__PROBLEM DETAILS__. For this exercise, copy out each line of the material below that includes "State".

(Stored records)

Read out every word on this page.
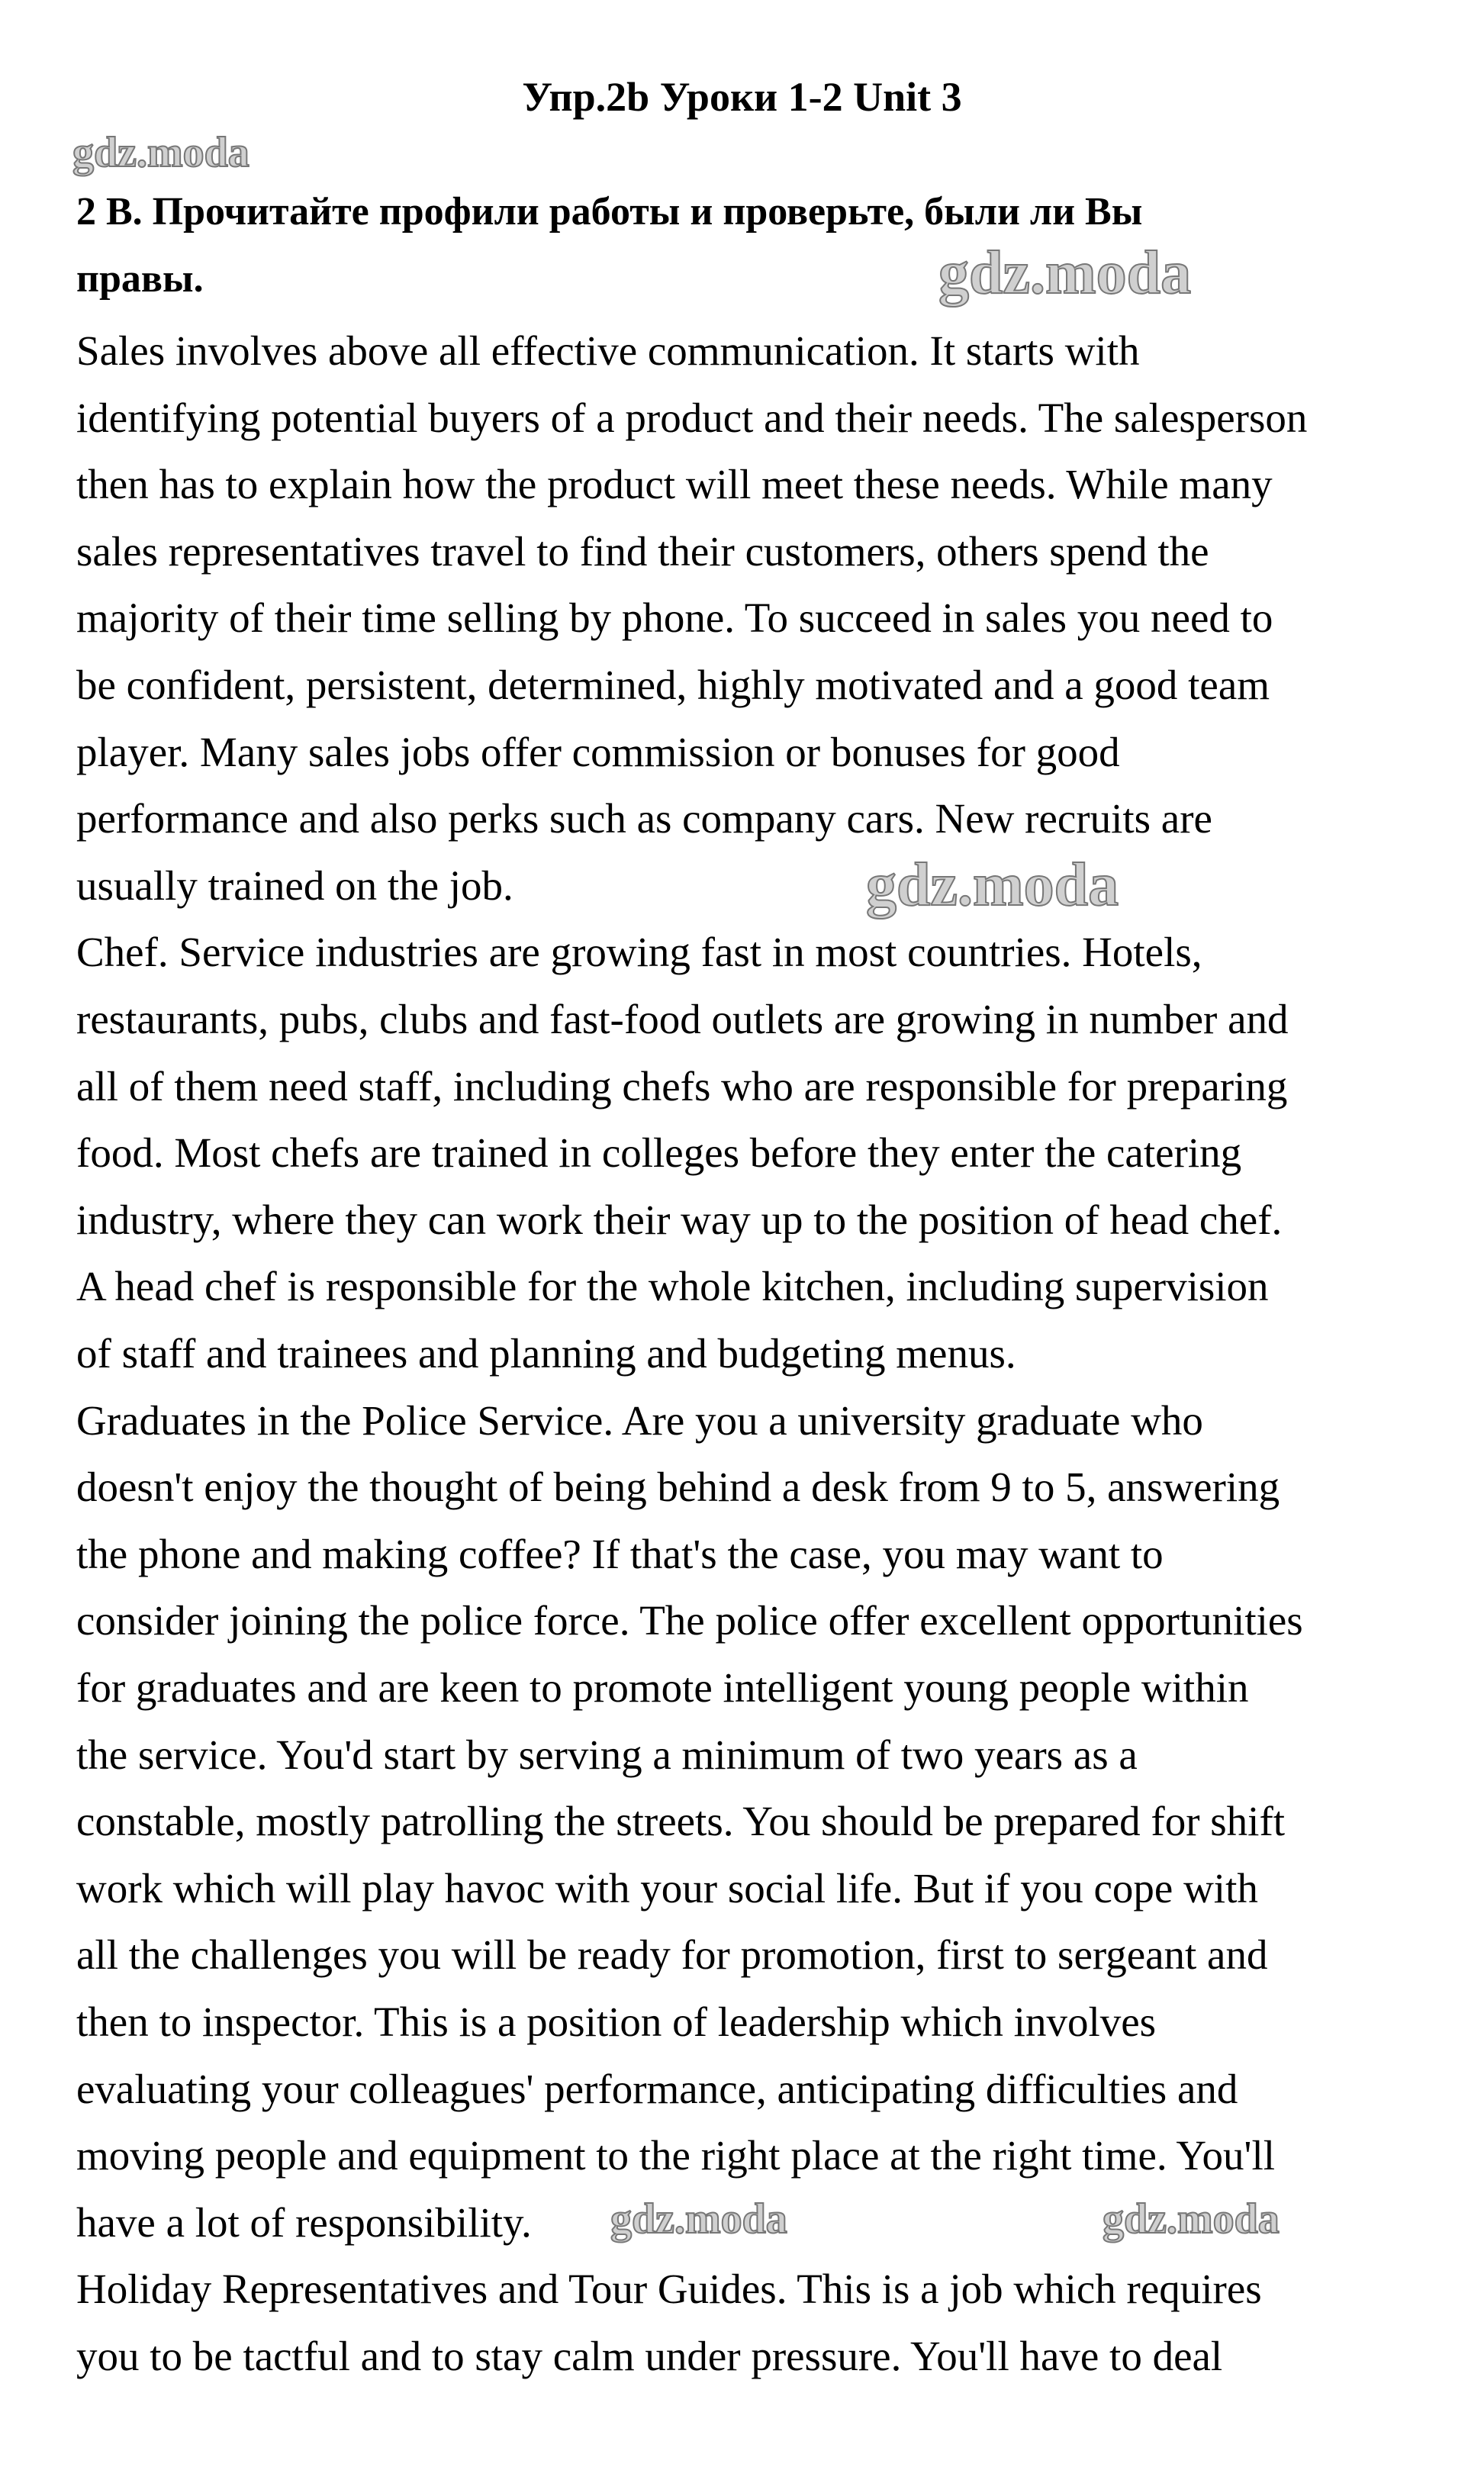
Упр.2b Уроки 1-2 Unit 3
2 B. Прочитайте профили работы и проверьте, были ли Вы
правы.
Sales involves above all effective communication. It starts with
identifying potential buyers of a product and their needs. The salesperson
then has to explain how the product will meet these needs. While many
sales representatives travel to find their customers, others spend the
majority of their time selling by phone. To succeed in sales you need to
be confident, persistent, determined, highly motivated and a good team
player. Many sales jobs offer commission or bonuses for good
performance and also perks such as company cars. New recruits are
usually trained on the job.
Chef. Service industries are growing fast in most countries. Hotels,
restaurants, pubs, clubs and fast-food outlets are growing in number and
all of them need staff, including chefs who are responsible for preparing
food. Most chefs are trained in colleges before they enter the catering
industry, where they can work their way up to the position of head chef.
A head chef is responsible for the whole kitchen, including supervision
of staff and trainees and planning and budgeting menus.
Graduates in the Police Service. Are you a university graduate who
doesn't enjoy the thought of being behind a desk from 9 to 5, answering
the phone and making coffee? If that's the case, you may want to
consider joining the police force. The police offer excellent opportunities
for graduates and are keen to promote intelligent young people within
the service. You'd start by serving a minimum of two years as a
constable, mostly patrolling the streets. You should be prepared for shift
work which will play havoc with your social life. But if you cope with
all the challenges you will be ready for promotion, first to sergeant and
then to inspector. This is a position of leadership which involves
evaluating your colleagues' performance, anticipating difficulties and
moving people and equipment to the right place at the right time. You'll
have a lot of responsibility.
Holiday Representatives and Tour Guides. This is a job which requires
you to be tactful and to stay calm under pressure. You'll have to deal
gdz.moda
gdz.moda
gdz.moda
gdz.moda	gdz.moda
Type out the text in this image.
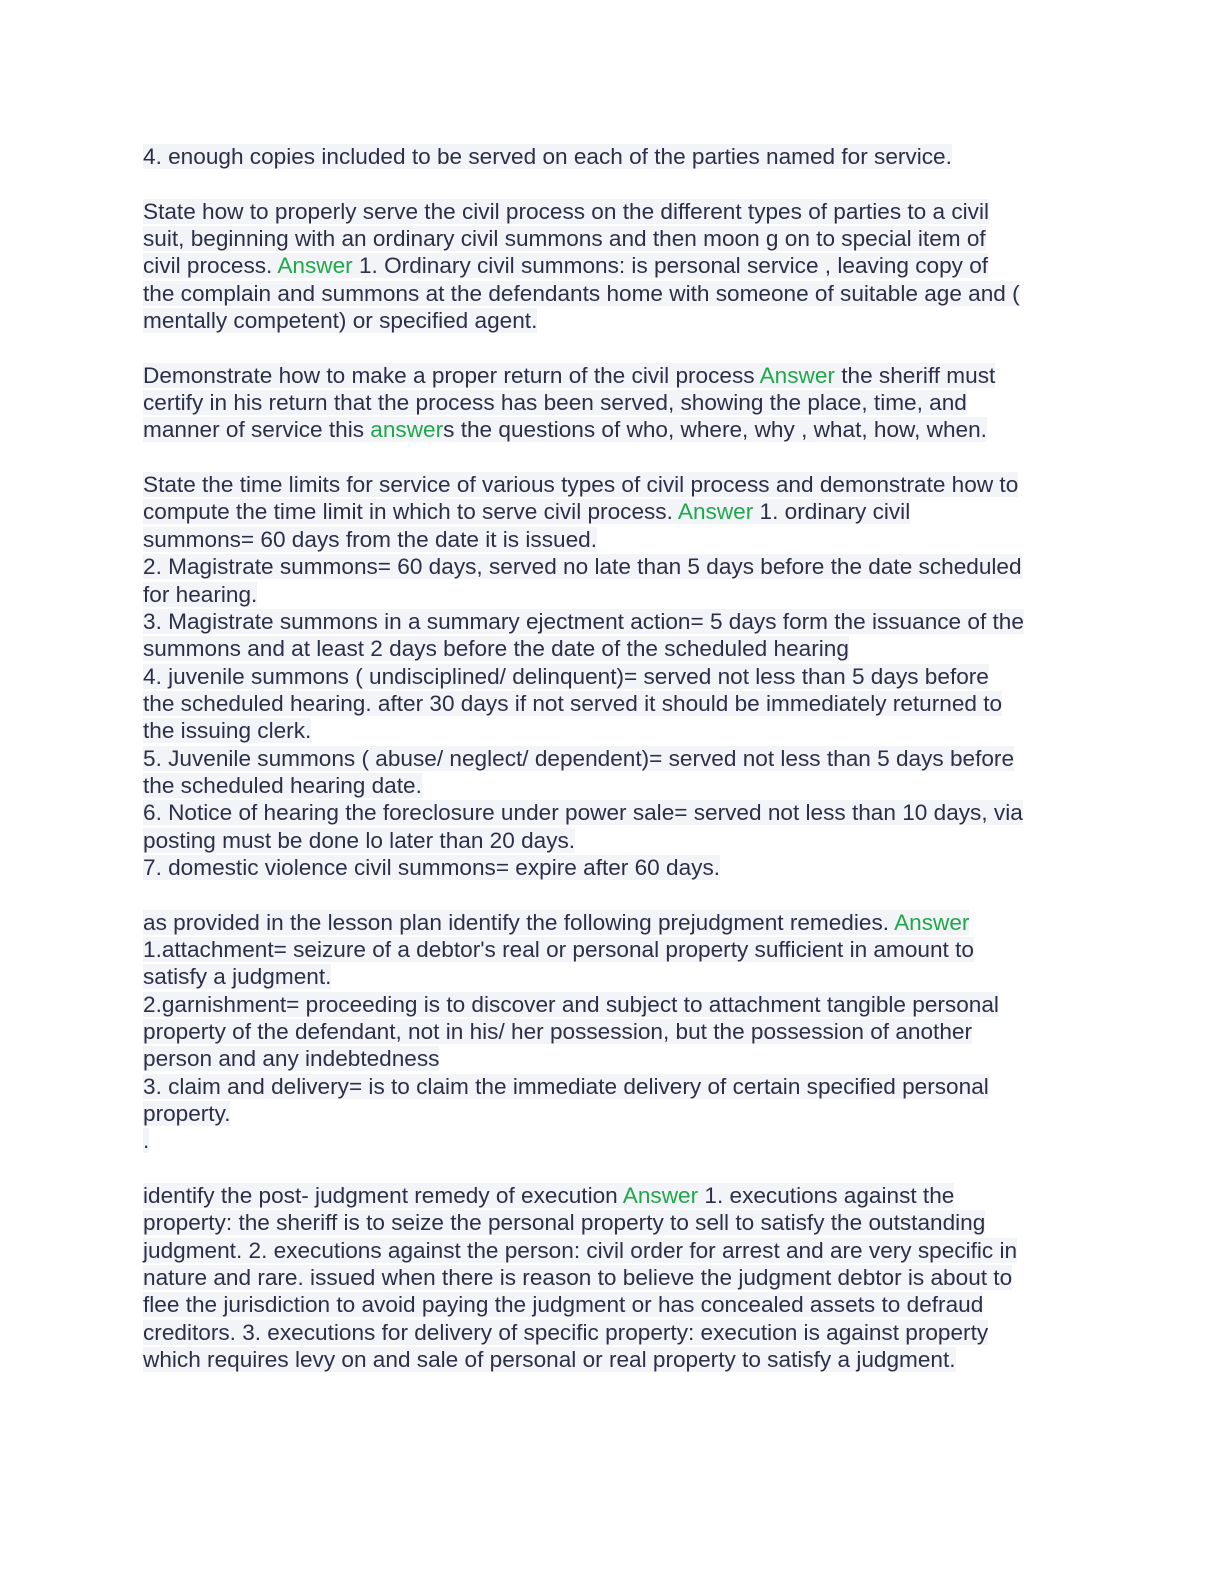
4. enough copies included to be served on each of the parties named for service.
State how to properly serve the civil process on the different types of parties to a civil
suit, beginning with an ordinary civil summons and then moon g on to special item of
civil process. Answer 1. Ordinary civil summons: is personal service , leaving copy of
the complain and summons at the defendants home with someone of suitable age and (
mentally competent) or specified agent.
Demonstrate how to make a proper return of the civil process Answer the sheriff must
certify in his return that the process has been served, showing the place, time, and
manner of service this answers the questions of who, where, why , what, how, when.
State the time limits for service of various types of civil process and demonstrate how to
compute the time limit in which to serve civil process. Answer 1. ordinary civil
summons= 60 days from the date it is issued.
2. Magistrate summons= 60 days, served no late than 5 days before the date scheduled
for hearing.
3. Magistrate summons in a summary ejectment action= 5 days form the issuance of the
summons and at least 2 days before the date of the scheduled hearing
4. juvenile summons ( undisciplined/ delinquent)= served not less than 5 days before
the scheduled hearing. after 30 days if not served it should be immediately returned to
the issuing clerk.
5. Juvenile summons ( abuse/ neglect/ dependent)= served not less than 5 days before
the scheduled hearing date.
6. Notice of hearing the foreclosure under power sale= served not less than 10 days, via
posting must be done lo later than 20 days.
7. domestic violence civil summons= expire after 60 days.
as provided in the lesson plan identify the following prejudgment remedies. Answer
1.attachment= seizure of a debtor's real or personal property sufficient in amount to
satisfy a judgment.
2.garnishment= proceeding is to discover and subject to attachment tangible personal
property of the defendant, not in his/ her possession, but the possession of another
person and any indebtedness
3. claim and delivery= is to claim the immediate delivery of certain specified personal
property.
.
identify the post- judgment remedy of execution Answer 1. executions against the
property: the sheriff is to seize the personal property to sell to satisfy the outstanding
judgment. 2. executions against the person: civil order for arrest and are very specific in
nature and rare. issued when there is reason to believe the judgment debtor is about to
flee the jurisdiction to avoid paying the judgment or has concealed assets to defraud
creditors. 3. executions for delivery of specific property: execution is against property
which requires levy on and sale of personal or real property to satisfy a judgment.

__FINAL RESULT__.
State how to properly serve the civil process on the different types of parties to a civil
State the time limits for service of various types of civil process and demonstrate how to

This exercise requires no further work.